Start of Supplied material

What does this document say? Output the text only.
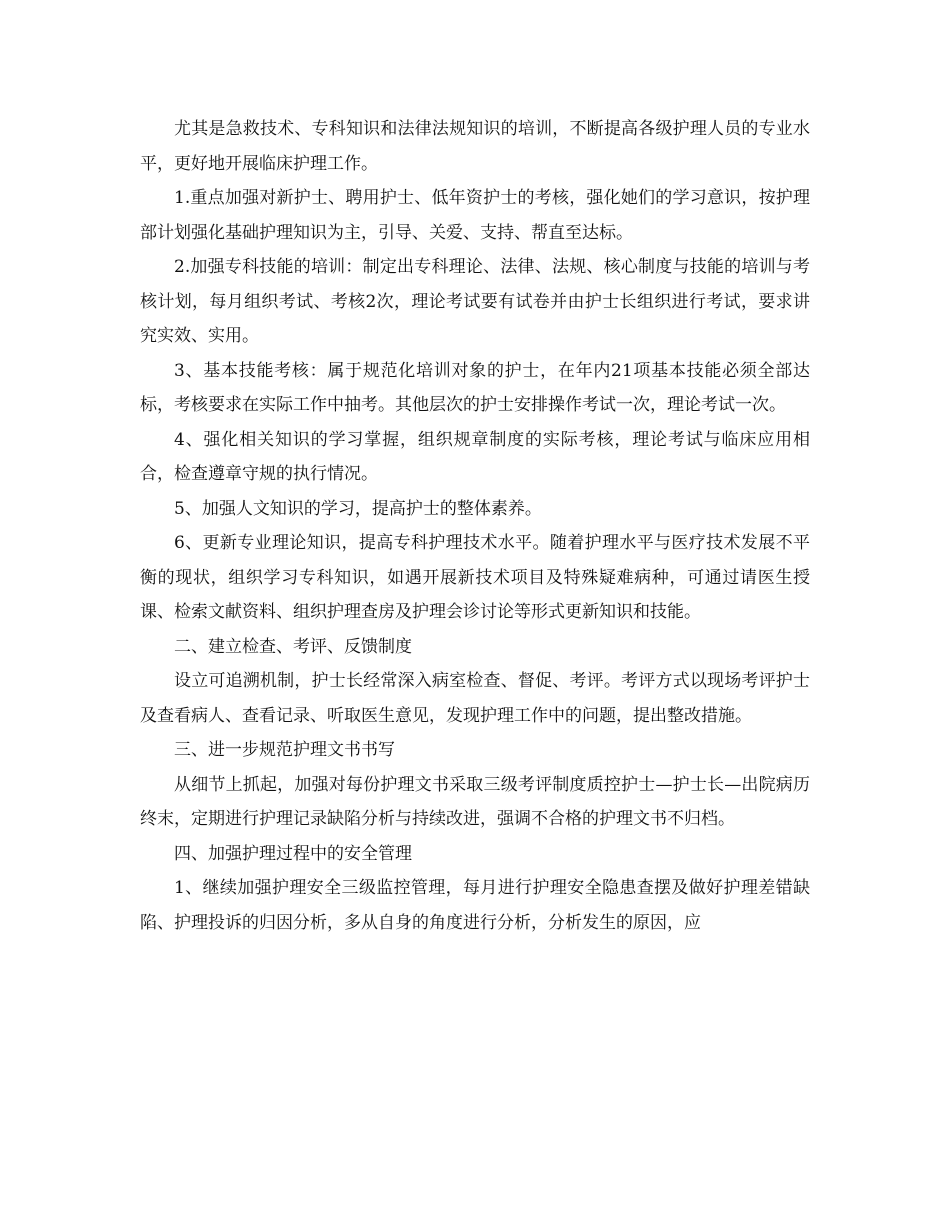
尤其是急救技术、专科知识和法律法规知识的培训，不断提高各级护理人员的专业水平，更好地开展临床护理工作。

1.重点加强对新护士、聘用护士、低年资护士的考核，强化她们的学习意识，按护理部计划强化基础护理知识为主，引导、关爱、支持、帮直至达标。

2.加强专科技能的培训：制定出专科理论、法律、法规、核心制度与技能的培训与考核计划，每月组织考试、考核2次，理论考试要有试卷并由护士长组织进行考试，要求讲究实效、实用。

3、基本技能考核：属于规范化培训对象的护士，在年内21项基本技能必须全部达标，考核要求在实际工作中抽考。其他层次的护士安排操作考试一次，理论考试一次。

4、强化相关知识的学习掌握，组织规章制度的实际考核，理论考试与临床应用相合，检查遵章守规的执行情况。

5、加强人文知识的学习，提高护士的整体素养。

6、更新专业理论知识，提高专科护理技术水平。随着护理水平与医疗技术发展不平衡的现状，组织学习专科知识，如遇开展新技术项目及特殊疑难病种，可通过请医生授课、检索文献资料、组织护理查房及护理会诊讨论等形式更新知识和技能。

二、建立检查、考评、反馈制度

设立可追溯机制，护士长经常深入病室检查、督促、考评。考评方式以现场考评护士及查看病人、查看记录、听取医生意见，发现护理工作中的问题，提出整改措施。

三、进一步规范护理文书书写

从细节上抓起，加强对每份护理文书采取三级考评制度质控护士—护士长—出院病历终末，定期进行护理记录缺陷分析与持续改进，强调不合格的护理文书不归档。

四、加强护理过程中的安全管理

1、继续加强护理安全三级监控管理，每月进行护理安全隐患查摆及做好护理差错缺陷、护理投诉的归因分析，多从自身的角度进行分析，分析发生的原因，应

End of Supplied material
Start of Supplied material

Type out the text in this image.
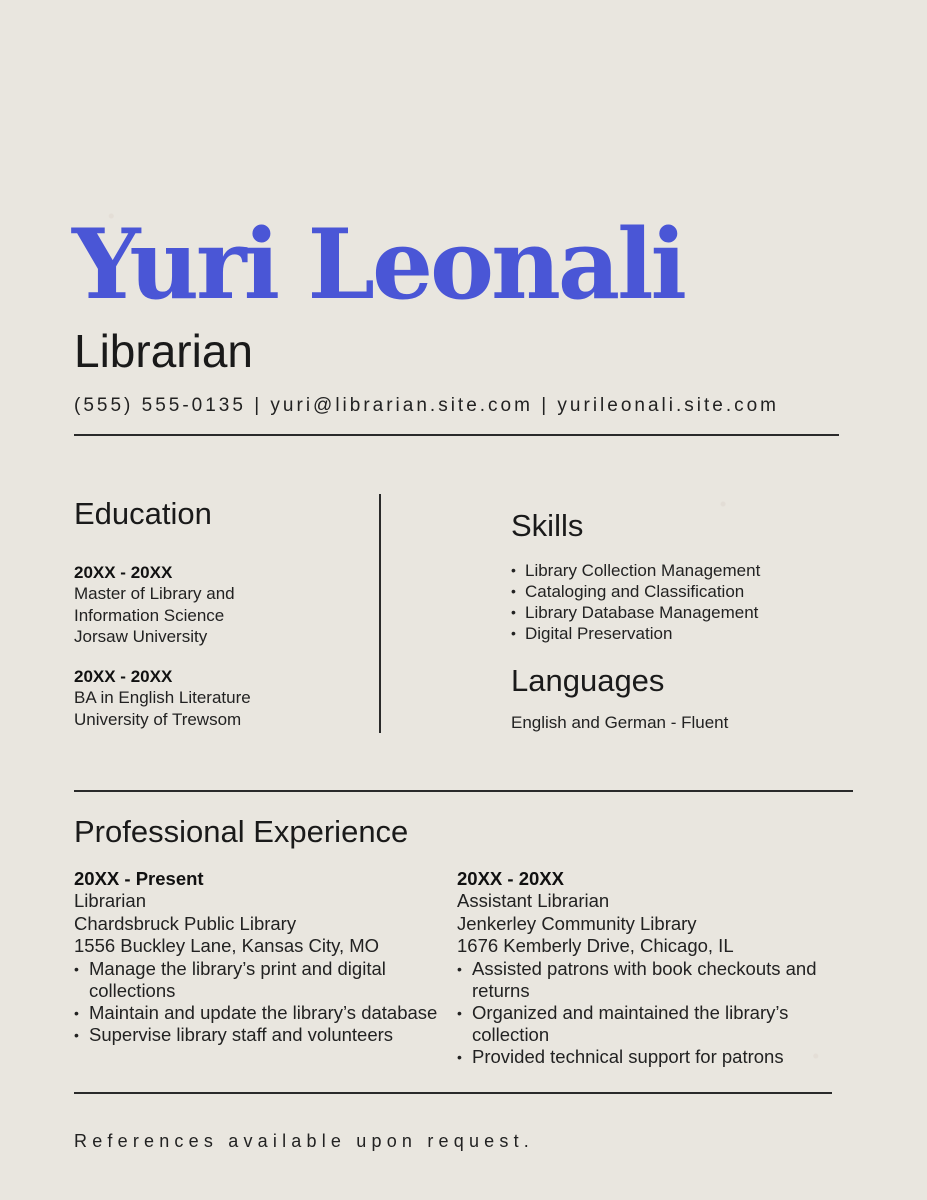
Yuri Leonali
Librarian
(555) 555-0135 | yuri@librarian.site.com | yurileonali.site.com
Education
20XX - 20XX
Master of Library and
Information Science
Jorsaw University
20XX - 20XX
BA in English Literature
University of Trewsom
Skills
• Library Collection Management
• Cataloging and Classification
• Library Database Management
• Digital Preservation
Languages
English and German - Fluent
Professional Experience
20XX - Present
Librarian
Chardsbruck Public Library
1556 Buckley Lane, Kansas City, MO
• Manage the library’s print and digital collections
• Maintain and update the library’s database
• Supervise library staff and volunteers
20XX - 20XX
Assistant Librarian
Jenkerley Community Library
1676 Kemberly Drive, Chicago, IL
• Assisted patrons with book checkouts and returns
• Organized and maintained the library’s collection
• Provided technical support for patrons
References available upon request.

End of Supplied material

To be done
Provide the number of lines in these entries that hold the word "University", without any accompanying text.

Completed exercise
2